> Records supplied:

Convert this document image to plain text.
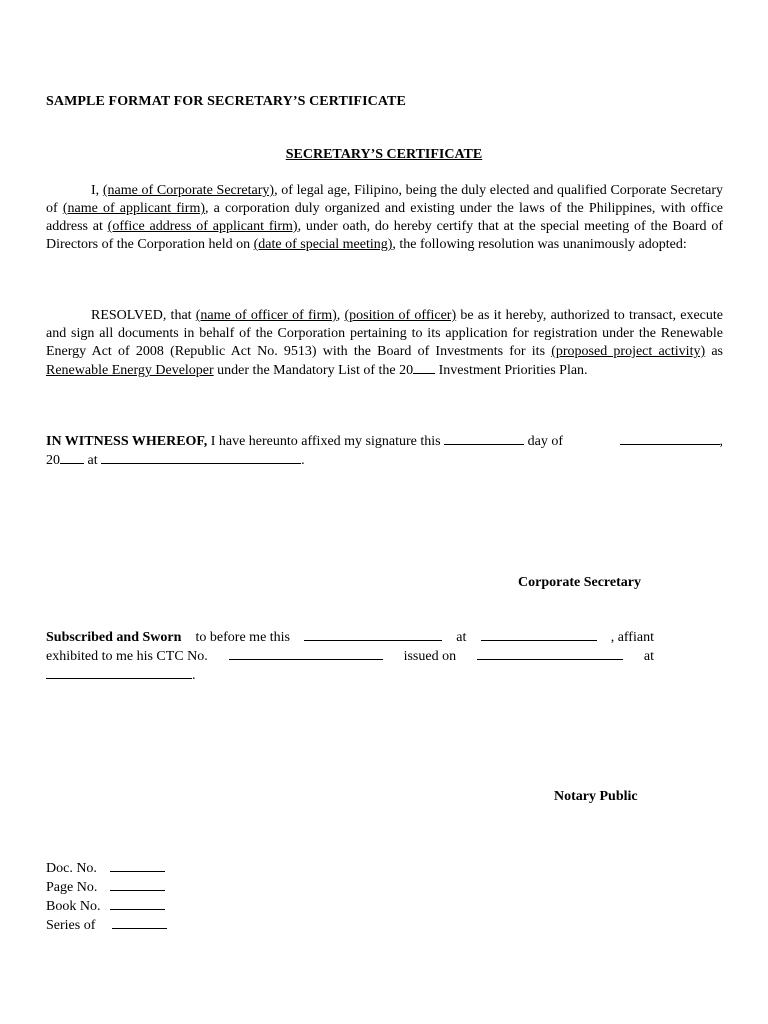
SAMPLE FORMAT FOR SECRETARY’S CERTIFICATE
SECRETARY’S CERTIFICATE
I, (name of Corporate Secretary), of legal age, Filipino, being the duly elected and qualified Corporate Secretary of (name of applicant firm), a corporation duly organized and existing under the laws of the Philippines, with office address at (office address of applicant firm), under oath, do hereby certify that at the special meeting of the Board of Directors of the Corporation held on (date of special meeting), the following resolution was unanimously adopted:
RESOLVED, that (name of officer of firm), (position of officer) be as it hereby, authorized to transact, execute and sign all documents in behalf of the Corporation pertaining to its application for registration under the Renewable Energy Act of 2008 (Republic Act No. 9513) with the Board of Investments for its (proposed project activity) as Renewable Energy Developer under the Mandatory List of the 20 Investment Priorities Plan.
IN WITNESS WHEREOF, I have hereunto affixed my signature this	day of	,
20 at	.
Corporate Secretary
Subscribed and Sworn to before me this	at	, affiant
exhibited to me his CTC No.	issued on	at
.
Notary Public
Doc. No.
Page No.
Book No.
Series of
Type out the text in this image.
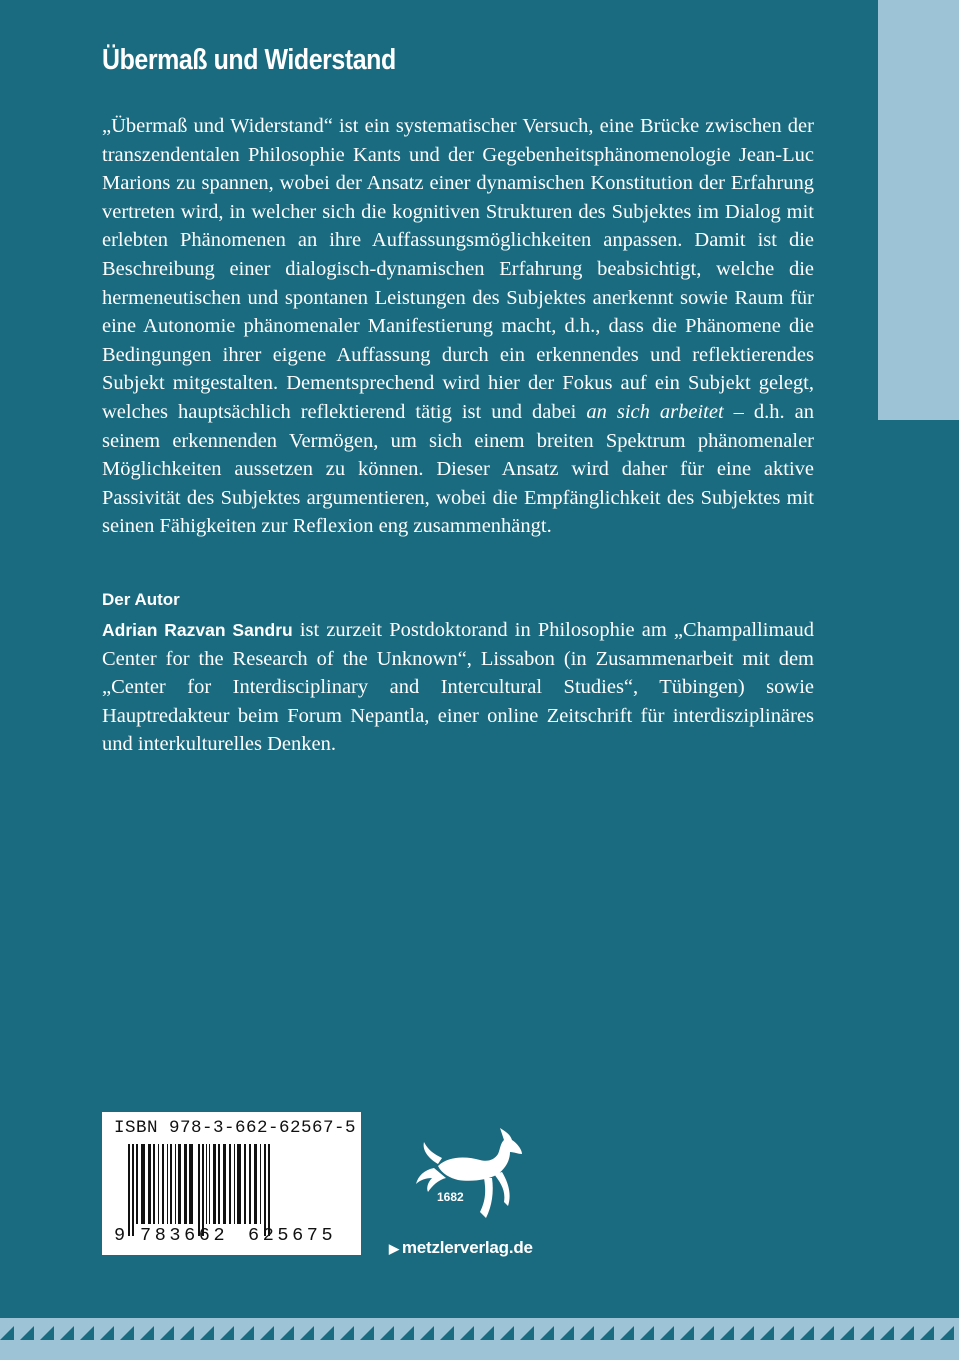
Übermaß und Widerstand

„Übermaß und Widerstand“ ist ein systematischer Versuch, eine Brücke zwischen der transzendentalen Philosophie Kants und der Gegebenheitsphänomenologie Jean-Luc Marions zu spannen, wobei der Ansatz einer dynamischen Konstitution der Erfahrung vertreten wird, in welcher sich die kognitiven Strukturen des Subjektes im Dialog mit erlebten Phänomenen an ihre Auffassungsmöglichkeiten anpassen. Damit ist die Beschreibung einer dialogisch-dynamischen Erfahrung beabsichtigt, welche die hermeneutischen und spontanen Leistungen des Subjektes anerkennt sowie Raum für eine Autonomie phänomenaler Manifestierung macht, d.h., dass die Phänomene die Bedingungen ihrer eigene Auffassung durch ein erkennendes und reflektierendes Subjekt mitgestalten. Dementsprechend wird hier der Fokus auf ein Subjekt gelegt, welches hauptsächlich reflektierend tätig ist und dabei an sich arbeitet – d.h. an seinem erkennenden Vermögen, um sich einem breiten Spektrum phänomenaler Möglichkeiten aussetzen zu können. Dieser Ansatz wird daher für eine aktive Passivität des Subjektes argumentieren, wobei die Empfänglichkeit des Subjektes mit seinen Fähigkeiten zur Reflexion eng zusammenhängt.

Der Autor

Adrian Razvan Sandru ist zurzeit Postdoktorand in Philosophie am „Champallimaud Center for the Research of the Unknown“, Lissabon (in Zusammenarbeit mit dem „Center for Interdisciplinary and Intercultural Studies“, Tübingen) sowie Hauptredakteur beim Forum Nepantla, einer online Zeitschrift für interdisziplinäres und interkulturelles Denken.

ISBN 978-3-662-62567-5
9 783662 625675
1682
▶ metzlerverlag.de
* * *
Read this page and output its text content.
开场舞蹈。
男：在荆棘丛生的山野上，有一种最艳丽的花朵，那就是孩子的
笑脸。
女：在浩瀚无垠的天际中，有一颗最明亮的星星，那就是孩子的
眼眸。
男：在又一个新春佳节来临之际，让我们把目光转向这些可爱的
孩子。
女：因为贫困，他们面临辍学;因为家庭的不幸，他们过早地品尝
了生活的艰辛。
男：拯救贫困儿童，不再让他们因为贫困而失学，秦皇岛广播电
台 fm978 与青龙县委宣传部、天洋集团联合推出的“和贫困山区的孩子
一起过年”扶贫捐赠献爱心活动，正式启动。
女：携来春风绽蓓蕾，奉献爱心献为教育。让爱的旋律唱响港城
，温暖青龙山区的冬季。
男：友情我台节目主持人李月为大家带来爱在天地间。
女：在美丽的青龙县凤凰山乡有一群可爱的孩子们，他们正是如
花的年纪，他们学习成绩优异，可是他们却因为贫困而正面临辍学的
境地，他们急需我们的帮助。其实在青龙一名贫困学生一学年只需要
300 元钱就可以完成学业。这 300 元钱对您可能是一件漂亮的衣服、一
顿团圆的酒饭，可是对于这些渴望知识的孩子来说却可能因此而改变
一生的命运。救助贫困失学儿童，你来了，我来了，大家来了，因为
* * *
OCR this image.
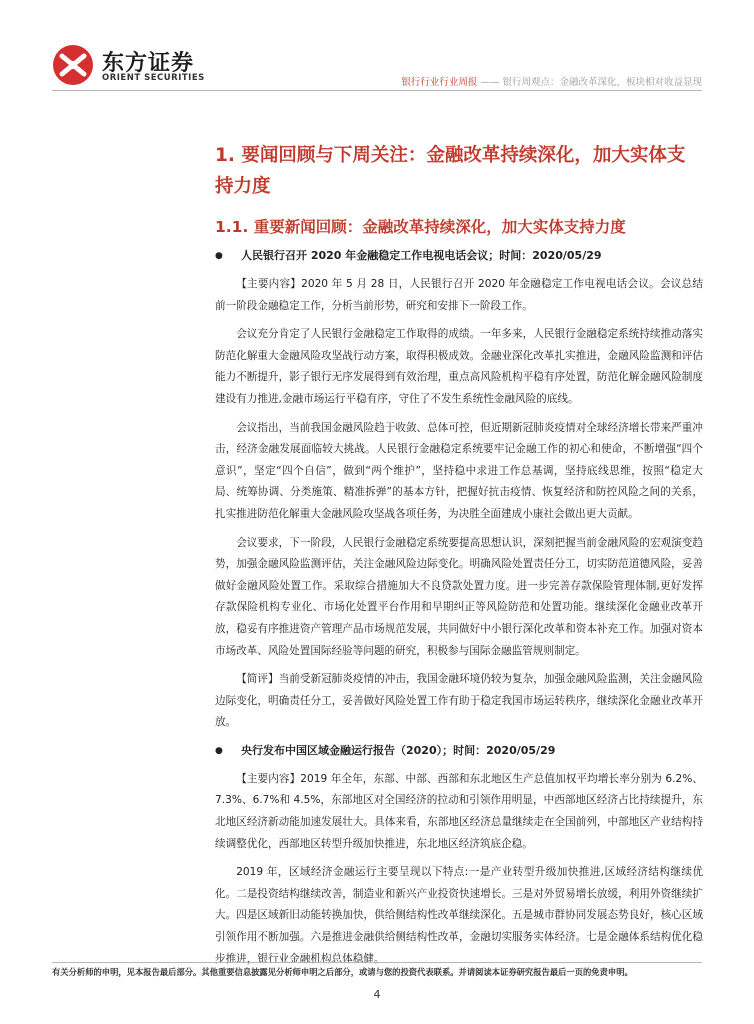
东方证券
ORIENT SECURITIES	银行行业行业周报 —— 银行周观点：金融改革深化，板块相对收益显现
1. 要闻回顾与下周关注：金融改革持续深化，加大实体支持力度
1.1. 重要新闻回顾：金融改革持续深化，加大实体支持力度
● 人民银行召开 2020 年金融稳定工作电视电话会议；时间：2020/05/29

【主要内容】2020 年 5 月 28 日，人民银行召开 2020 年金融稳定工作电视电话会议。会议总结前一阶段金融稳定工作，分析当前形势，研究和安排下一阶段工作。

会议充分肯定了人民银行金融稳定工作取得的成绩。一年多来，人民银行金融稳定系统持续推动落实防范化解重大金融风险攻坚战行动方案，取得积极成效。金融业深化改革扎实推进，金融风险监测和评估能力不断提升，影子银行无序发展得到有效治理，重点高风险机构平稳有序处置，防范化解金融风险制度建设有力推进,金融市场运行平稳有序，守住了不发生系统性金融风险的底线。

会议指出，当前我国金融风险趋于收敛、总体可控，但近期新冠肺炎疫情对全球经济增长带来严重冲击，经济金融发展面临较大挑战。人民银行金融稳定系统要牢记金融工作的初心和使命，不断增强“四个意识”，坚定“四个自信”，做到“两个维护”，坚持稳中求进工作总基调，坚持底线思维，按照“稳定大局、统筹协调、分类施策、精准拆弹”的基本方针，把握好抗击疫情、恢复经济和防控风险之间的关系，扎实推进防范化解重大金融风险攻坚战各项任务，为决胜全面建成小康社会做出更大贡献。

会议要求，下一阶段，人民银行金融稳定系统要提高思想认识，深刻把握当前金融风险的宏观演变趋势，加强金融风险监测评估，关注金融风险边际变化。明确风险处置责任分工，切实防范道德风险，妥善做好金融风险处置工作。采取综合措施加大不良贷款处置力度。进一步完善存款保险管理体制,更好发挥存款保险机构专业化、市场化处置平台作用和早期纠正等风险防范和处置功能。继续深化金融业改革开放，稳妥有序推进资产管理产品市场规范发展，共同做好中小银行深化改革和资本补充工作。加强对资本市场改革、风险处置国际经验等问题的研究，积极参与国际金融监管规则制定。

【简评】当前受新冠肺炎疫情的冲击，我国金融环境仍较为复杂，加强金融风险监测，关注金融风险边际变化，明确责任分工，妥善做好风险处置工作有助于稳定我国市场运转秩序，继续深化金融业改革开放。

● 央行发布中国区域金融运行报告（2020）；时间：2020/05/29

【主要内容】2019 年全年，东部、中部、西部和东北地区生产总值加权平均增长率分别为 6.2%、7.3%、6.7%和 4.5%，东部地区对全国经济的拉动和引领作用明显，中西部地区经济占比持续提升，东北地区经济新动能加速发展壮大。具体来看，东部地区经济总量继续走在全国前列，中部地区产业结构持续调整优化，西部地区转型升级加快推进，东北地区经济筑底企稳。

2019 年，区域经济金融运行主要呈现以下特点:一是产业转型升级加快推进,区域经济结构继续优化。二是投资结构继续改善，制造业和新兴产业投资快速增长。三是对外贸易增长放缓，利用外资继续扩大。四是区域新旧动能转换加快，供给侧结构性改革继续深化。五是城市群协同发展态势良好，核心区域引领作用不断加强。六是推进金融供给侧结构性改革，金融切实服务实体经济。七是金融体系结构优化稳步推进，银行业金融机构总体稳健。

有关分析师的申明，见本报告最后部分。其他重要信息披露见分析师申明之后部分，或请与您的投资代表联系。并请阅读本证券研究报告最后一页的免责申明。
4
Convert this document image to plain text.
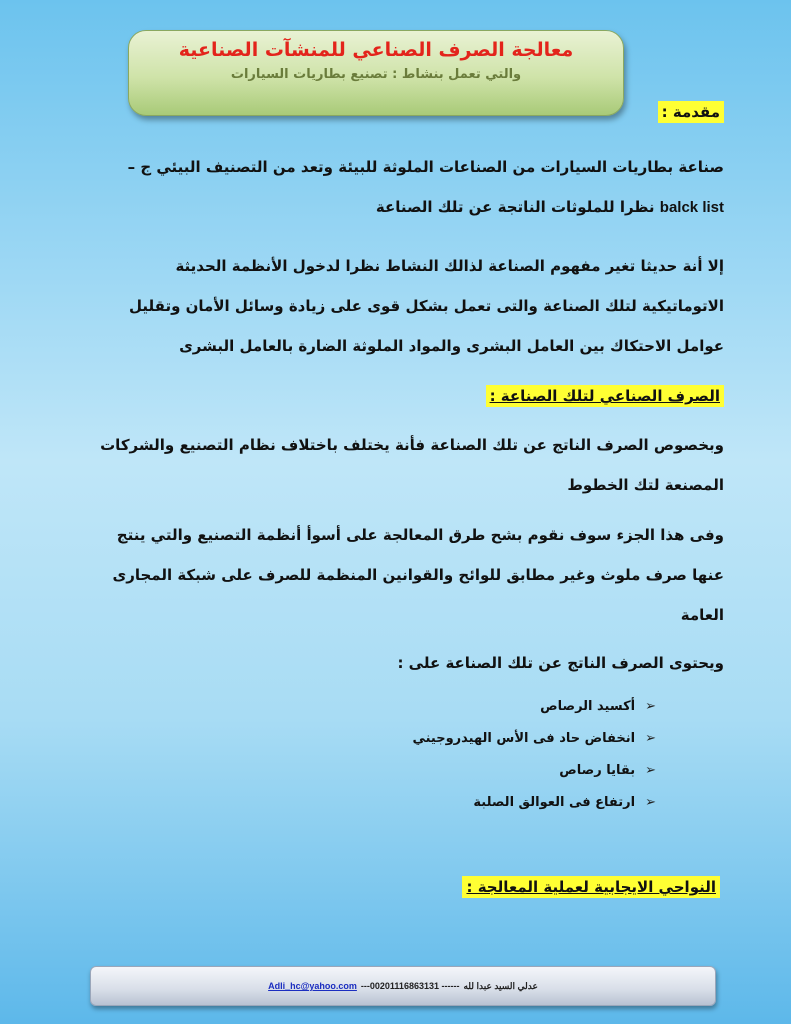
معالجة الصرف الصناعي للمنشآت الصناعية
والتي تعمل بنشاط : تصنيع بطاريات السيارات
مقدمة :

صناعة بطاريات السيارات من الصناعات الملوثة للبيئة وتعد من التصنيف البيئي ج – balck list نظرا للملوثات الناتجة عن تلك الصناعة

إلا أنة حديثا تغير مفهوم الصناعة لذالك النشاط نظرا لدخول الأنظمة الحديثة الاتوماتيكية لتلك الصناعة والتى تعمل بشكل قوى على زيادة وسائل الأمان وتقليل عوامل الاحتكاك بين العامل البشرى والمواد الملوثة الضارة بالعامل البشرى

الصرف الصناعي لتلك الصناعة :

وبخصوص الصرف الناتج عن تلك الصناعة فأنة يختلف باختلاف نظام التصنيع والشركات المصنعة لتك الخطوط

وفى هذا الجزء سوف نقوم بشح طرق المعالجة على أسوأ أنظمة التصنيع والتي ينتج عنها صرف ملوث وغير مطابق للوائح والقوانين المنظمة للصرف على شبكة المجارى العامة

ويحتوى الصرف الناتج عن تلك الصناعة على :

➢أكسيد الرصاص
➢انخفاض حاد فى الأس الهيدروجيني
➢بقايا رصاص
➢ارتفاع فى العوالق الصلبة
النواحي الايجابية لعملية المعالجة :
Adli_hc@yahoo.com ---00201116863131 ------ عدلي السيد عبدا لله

> Exercise goal:
From the material given, work out how many lines hold the string "Board"; state that number and nothing further.

> Solution below:
2